:: TO DO ::
Copy the listing verbatim, excluding any images found in it.

:::

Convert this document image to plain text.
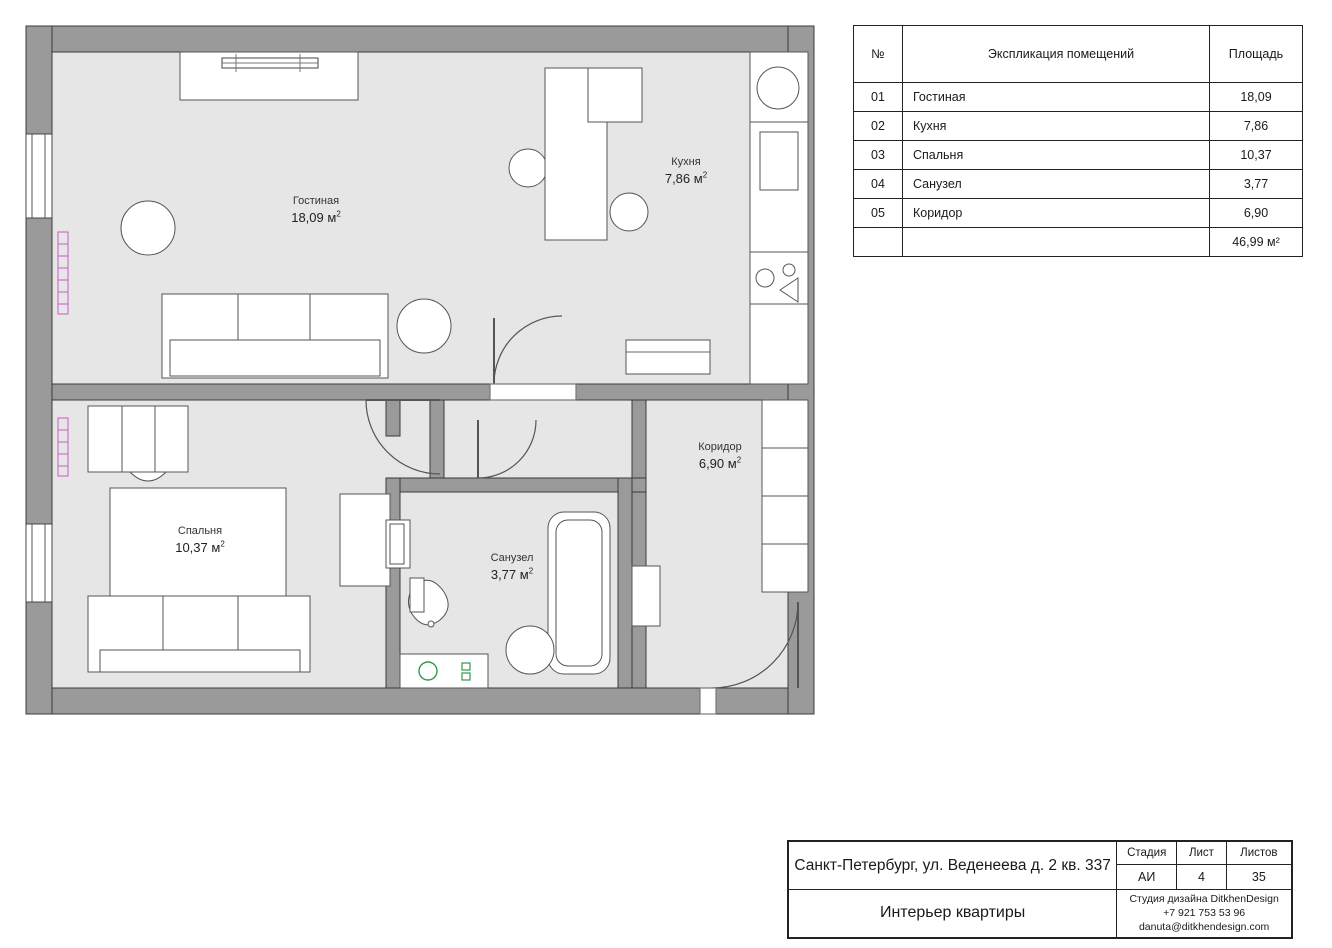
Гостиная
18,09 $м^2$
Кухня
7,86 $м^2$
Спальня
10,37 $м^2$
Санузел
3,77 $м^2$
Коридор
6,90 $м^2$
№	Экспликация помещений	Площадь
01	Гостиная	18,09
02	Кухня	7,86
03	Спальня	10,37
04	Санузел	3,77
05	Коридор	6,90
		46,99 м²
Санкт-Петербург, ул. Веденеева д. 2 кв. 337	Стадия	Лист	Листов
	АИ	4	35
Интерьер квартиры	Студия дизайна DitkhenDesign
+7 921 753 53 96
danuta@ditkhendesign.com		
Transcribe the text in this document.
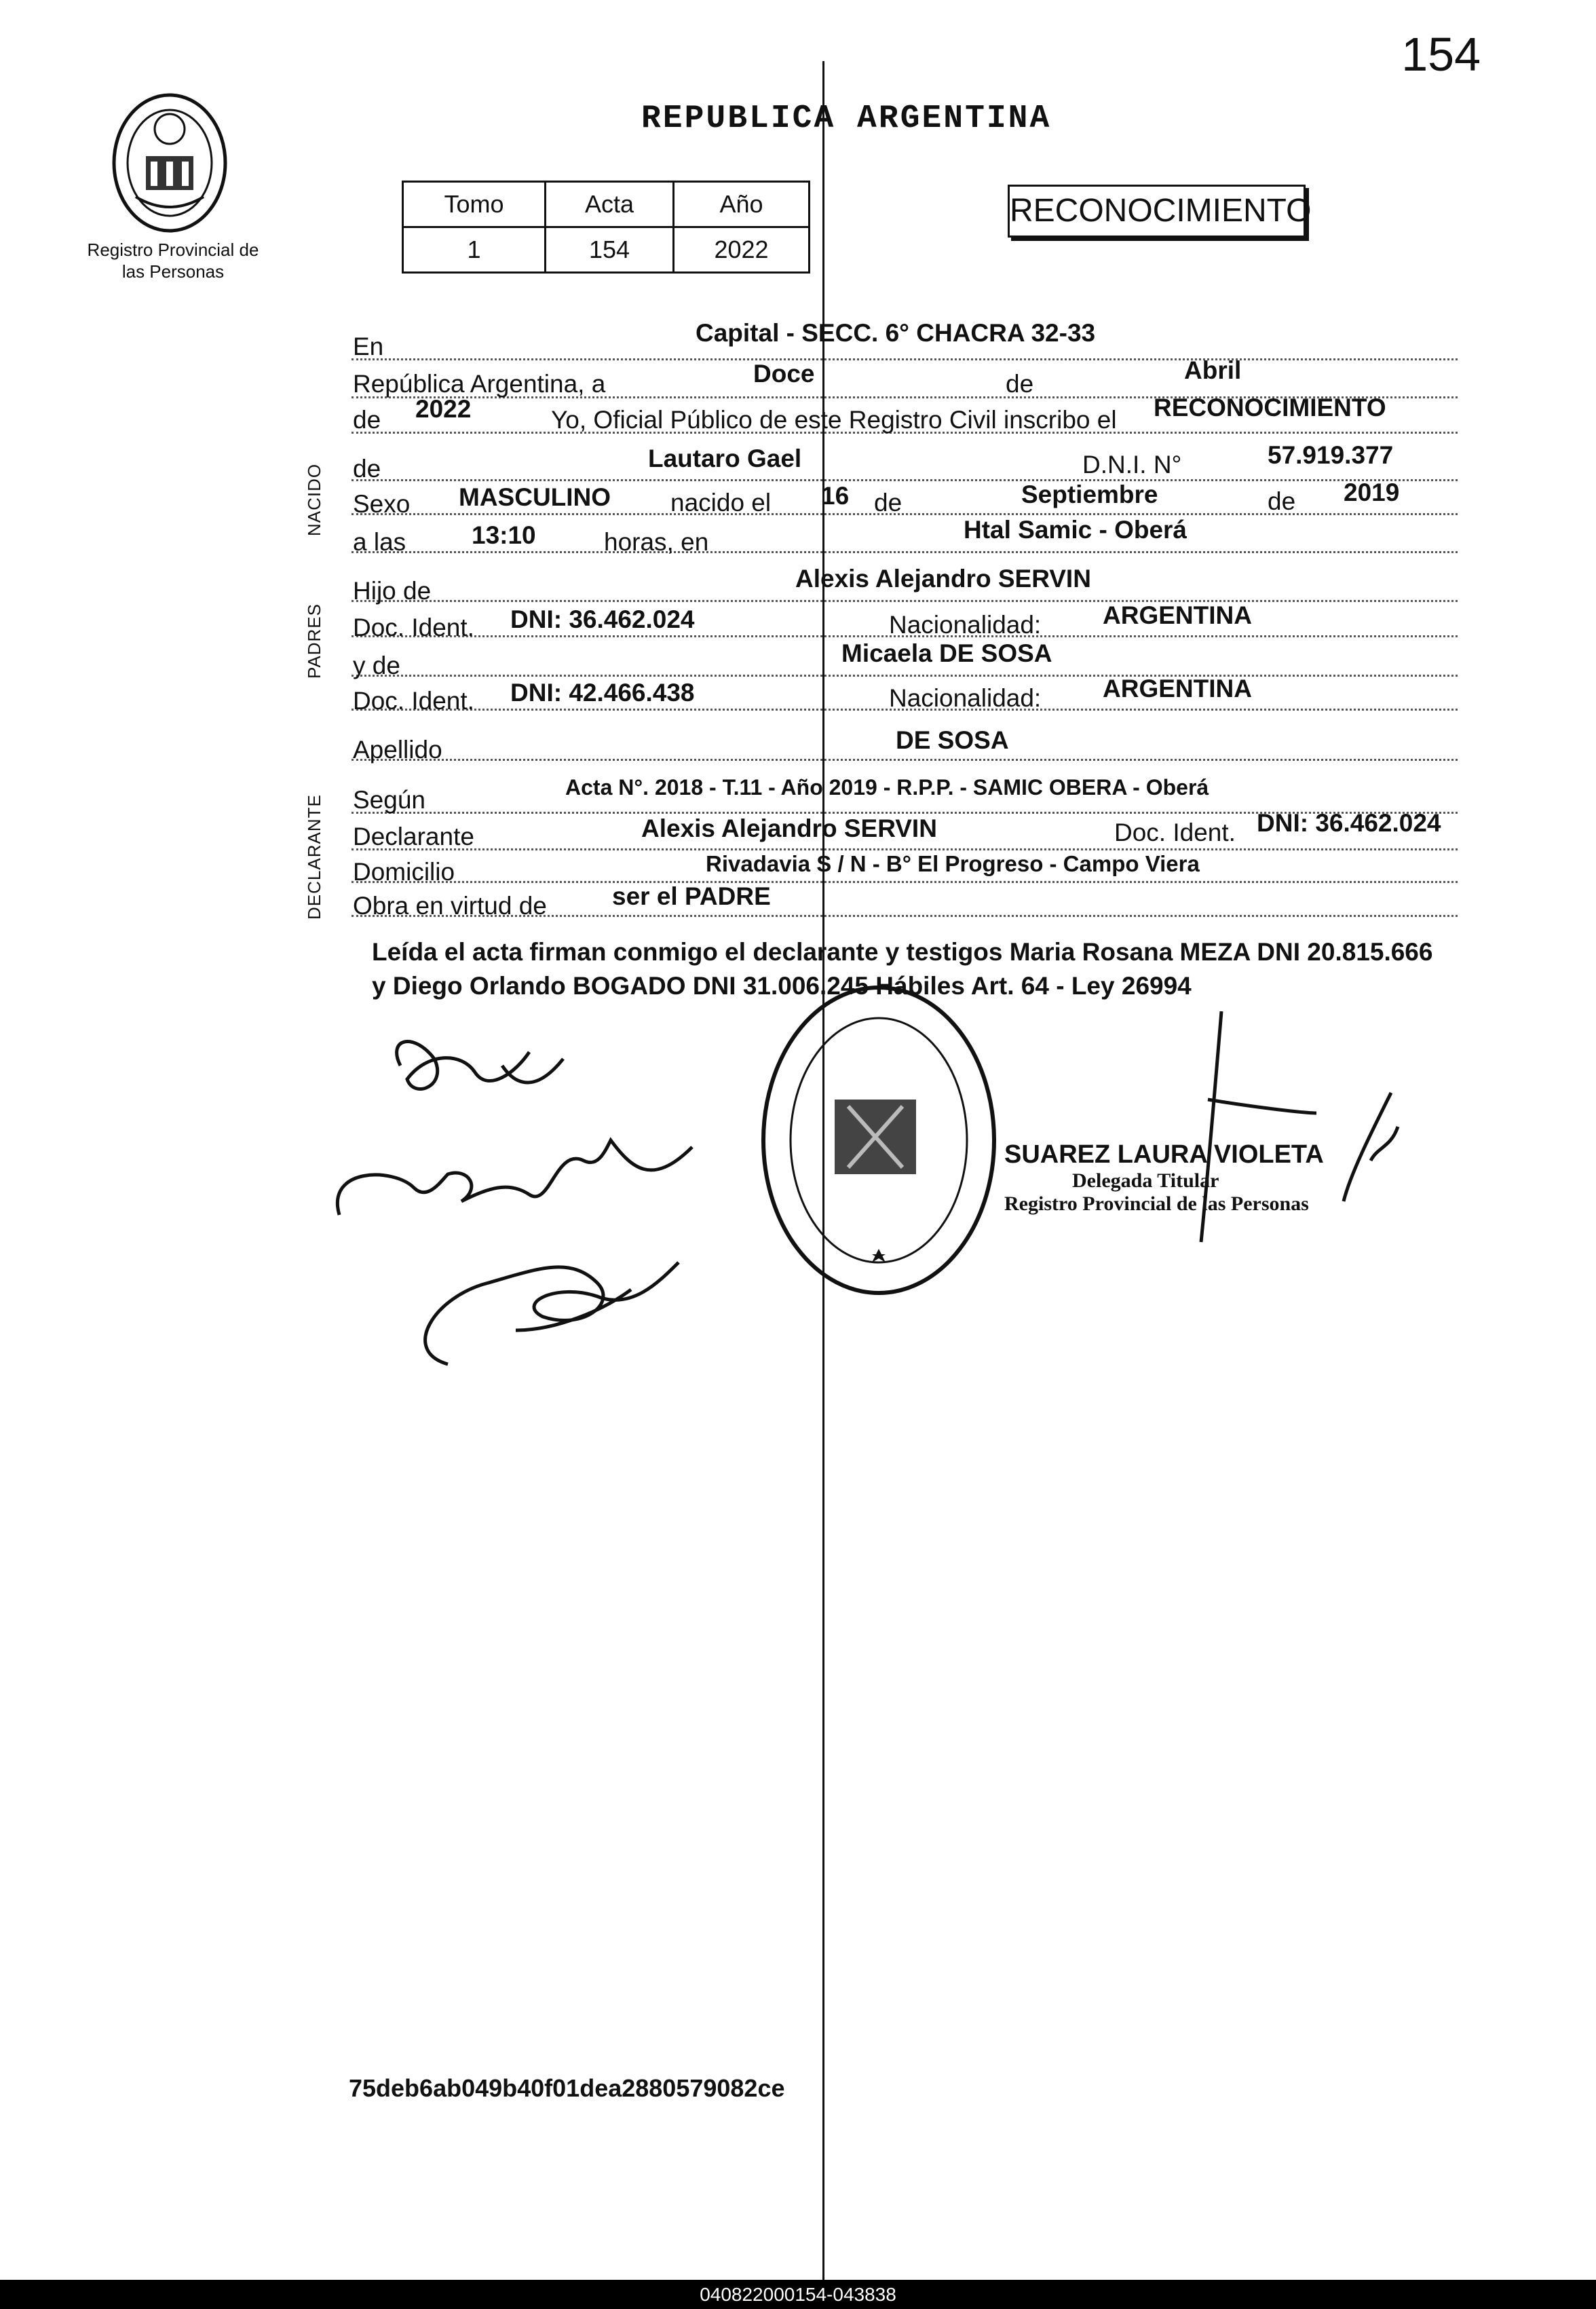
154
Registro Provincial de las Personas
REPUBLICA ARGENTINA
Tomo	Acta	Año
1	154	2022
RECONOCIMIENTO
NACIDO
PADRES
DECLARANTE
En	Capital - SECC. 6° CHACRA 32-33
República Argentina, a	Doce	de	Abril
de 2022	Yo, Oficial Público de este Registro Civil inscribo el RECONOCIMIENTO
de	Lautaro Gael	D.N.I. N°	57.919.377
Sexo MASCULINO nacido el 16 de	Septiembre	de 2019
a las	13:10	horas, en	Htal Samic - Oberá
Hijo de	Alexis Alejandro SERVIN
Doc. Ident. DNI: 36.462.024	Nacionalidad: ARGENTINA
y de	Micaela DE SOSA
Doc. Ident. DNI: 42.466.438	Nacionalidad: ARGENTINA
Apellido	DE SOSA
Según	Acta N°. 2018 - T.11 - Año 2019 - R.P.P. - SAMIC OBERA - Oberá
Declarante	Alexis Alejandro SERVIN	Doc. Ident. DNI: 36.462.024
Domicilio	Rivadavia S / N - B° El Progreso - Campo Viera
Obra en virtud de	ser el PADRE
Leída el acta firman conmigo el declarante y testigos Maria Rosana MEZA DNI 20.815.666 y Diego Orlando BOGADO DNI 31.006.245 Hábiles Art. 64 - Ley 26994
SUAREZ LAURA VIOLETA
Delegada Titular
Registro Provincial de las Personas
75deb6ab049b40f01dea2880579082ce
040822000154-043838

:::

:: CORRECT RESPONSE ::
Convert this document image to plain text.
Гостиная
18,09 $м^2$
Кухня
7,86 $м^2$
Спальня
10,37 $м^2$
Санузел
3,77 $м^2$
Коридор
6,90 $м^2$
№	Экспликация помещений	Площадь
01	Гостиная	18,09
02	Кухня	7,86
03	Спальня	10,37
04	Санузел	3,77
05	Коридор	6,90
		46,99 м²
Санкт-Петербург, ул. Веденеева д. 2 кв. 337	Стадия	Лист	Листов
	АИ	4	35
Интерьер квартиры	Студия дизайна DitkhenDesign
+7 921 753 53 96
danuta@ditkhendesign.com		
Transcribe the text in this document.
154
Registro Provincial de las Personas
REPUBLICA ARGENTINA
Tomo	Acta	Año
1	154	2022
RECONOCIMIENTO
NACIDO
PADRES
DECLARANTE
En	Capital - SECC. 6° CHACRA 32-33
República Argentina, a	Doce	de	Abril
de 2022	Yo, Oficial Público de este Registro Civil inscribo el RECONOCIMIENTO
de	Lautaro Gael	D.N.I. N°	57.919.377
Sexo MASCULINO nacido el 16 de	Septiembre	de 2019
a las	13:10	horas, en	Htal Samic - Oberá
Hijo de	Alexis Alejandro SERVIN
Doc. Ident. DNI: 36.462.024	Nacionalidad: ARGENTINA
y de	Micaela DE SOSA
Doc. Ident. DNI: 42.466.438	Nacionalidad: ARGENTINA
Apellido	DE SOSA
Según	Acta N°. 2018 - T.11 - Año 2019 - R.P.P. - SAMIC OBERA - Oberá
Declarante	Alexis Alejandro SERVIN	Doc. Ident. DNI: 36.462.024
Domicilio	Rivadavia S / N - B° El Progreso - Campo Viera
Obra en virtud de	ser el PADRE
Leída el acta firman conmigo el declarante y testigos Maria Rosana MEZA DNI 20.815.666 y Diego Orlando BOGADO DNI 31.006.245 Hábiles Art. 64 - Ley 26994
SUAREZ LAURA VIOLETA
Delegada Titular
Registro Provincial de las Personas
75deb6ab049b40f01dea2880579082ce
040822000154-043838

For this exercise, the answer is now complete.